Records about charts and figures
•••

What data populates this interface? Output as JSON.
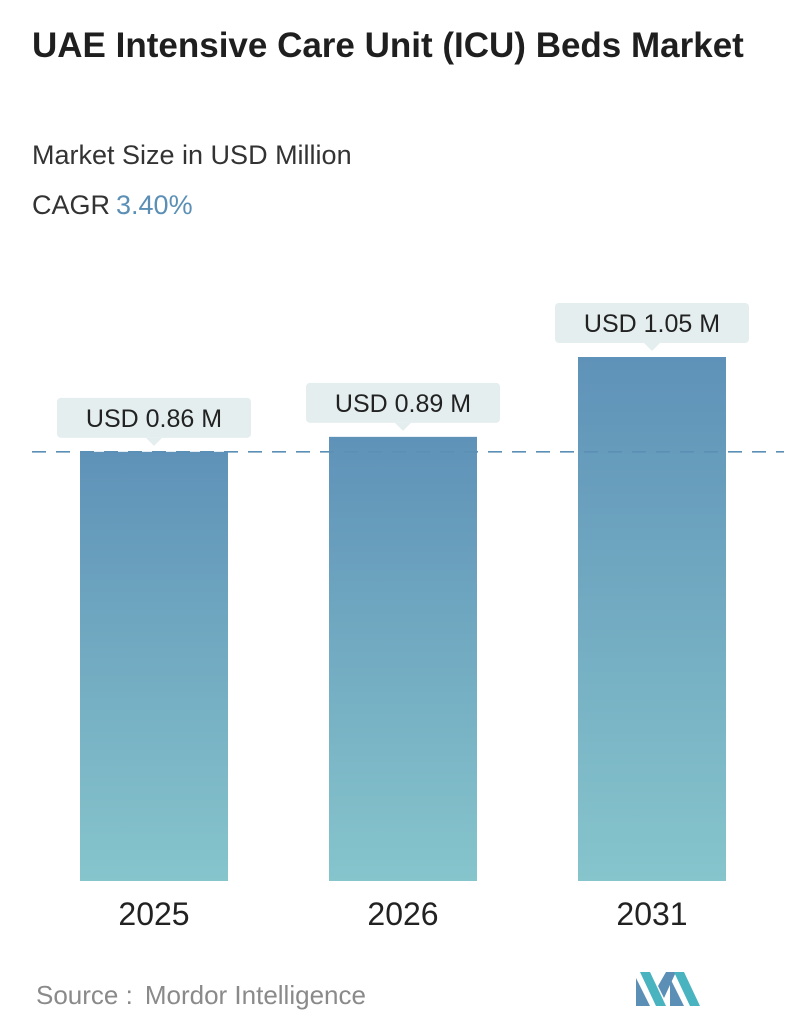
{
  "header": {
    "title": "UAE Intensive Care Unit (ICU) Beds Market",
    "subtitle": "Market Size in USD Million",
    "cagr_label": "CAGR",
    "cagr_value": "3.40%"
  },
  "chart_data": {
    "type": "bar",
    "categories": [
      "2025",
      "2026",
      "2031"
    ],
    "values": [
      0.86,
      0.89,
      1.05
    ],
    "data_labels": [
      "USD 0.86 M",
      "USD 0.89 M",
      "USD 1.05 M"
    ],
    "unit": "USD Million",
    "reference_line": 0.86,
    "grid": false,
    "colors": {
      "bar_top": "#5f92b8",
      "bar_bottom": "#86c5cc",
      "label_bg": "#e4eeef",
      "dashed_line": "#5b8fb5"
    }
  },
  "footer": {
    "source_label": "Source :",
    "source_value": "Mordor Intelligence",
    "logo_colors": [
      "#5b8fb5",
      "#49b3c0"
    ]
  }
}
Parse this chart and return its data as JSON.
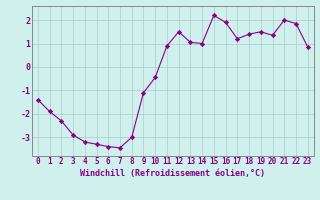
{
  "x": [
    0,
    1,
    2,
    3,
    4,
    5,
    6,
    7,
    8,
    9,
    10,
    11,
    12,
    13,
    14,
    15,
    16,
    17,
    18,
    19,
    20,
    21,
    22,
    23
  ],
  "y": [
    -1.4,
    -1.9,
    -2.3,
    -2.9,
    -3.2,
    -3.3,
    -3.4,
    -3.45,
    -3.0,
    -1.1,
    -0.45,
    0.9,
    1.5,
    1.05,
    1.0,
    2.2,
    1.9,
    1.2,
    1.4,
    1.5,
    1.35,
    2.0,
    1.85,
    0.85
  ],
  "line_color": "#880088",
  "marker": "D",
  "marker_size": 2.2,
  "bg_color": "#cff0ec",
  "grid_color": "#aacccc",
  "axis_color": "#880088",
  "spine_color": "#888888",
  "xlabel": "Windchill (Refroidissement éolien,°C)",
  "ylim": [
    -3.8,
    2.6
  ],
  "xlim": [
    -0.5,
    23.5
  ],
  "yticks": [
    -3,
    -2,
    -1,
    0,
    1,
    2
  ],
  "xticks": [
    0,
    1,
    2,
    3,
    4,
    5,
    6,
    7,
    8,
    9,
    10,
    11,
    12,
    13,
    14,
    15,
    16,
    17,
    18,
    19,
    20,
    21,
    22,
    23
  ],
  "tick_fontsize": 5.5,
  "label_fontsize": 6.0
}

•••

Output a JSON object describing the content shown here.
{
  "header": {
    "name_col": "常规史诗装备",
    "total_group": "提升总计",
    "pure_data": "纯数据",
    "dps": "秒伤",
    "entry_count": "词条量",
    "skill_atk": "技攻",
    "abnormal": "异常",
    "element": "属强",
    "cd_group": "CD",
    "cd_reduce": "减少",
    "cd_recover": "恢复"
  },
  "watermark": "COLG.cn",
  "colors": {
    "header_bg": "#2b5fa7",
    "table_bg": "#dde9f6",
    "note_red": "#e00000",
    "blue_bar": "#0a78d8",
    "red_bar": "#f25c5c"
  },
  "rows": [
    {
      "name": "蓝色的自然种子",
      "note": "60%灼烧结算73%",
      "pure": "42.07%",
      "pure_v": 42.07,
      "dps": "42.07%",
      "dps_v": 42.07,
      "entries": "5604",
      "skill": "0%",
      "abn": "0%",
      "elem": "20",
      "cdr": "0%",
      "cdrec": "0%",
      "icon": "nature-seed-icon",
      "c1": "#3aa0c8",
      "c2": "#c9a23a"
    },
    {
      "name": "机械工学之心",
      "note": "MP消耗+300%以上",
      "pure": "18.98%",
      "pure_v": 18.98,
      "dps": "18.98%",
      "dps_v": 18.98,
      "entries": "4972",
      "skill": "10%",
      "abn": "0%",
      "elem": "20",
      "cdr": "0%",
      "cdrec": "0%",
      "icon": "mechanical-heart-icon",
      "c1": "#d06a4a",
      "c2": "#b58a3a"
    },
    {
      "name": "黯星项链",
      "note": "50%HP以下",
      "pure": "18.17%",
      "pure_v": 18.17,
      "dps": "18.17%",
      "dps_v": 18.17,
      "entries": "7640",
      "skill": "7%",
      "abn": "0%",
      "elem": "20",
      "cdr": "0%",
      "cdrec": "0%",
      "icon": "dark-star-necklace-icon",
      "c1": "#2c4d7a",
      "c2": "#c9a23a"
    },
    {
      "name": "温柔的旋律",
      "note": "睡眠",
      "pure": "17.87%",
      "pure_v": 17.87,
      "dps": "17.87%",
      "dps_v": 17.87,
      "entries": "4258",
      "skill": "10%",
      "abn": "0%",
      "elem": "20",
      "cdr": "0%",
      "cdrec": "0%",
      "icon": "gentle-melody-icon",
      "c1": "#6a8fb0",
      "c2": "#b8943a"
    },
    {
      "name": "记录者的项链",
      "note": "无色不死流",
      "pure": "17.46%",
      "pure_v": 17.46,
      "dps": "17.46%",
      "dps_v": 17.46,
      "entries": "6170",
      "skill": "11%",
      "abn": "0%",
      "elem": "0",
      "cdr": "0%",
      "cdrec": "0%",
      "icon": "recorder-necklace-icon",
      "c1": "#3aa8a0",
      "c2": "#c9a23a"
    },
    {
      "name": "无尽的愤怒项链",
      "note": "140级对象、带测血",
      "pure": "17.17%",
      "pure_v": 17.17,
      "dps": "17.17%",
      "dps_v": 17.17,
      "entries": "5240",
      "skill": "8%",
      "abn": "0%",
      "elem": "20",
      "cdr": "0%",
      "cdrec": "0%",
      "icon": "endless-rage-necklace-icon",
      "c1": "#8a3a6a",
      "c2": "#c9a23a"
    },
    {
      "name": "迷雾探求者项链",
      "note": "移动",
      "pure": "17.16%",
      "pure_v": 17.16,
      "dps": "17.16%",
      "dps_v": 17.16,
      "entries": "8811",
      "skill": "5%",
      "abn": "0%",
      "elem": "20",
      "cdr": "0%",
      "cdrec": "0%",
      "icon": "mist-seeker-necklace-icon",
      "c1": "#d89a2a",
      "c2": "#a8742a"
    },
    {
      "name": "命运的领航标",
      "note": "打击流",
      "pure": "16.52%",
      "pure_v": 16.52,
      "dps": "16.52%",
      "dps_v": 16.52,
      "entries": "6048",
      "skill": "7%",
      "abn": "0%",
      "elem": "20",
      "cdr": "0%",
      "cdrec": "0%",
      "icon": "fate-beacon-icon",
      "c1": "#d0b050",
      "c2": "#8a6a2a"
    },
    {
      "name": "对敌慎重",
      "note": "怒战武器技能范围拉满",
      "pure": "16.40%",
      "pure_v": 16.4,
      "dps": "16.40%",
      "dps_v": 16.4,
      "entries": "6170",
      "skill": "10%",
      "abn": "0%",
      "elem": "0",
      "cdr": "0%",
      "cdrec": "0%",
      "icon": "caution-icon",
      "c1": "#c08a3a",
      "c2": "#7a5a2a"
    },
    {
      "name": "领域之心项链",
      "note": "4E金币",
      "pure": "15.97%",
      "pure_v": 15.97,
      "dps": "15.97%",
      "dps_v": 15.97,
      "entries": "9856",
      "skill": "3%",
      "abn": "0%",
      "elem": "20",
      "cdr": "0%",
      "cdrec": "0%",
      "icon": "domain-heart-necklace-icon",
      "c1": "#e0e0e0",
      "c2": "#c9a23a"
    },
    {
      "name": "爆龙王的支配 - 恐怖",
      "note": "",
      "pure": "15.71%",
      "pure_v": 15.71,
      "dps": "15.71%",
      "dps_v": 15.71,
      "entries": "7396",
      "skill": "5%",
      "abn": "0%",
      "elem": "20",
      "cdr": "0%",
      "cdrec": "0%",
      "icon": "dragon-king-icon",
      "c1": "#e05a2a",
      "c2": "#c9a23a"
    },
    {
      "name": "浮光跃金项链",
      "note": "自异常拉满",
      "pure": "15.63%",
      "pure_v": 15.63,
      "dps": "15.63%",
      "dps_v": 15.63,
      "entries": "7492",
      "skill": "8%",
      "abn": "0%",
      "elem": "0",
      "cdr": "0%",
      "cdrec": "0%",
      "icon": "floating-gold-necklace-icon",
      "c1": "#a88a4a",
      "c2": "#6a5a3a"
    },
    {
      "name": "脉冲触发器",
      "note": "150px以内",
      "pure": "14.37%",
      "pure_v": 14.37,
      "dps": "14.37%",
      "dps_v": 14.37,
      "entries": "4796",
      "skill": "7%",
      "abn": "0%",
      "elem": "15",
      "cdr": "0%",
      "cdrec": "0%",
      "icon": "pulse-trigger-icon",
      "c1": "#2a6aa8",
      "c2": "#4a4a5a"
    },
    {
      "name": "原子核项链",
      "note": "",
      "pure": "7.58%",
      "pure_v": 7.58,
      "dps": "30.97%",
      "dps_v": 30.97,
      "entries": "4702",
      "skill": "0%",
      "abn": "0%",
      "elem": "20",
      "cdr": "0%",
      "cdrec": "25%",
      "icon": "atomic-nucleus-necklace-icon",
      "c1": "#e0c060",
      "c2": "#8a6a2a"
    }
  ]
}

•••

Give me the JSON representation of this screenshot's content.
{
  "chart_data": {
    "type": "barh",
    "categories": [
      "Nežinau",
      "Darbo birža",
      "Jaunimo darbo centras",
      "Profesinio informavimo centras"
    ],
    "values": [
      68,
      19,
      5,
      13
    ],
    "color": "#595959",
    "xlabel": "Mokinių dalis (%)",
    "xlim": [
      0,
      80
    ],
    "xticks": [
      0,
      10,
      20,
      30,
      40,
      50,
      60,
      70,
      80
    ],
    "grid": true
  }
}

•••

Write down every line of the data above that includes the string "necklace".

Written response
      "icon": "dark-star-necklace-icon",
      "icon": "recorder-necklace-icon",
      "icon": "endless-rage-necklace-icon",
      "icon": "mist-seeker-necklace-icon",
      "icon": "domain-heart-necklace-icon",
      "icon": "floating-gold-necklace-icon",
      "icon": "atomic-nucleus-necklace-icon",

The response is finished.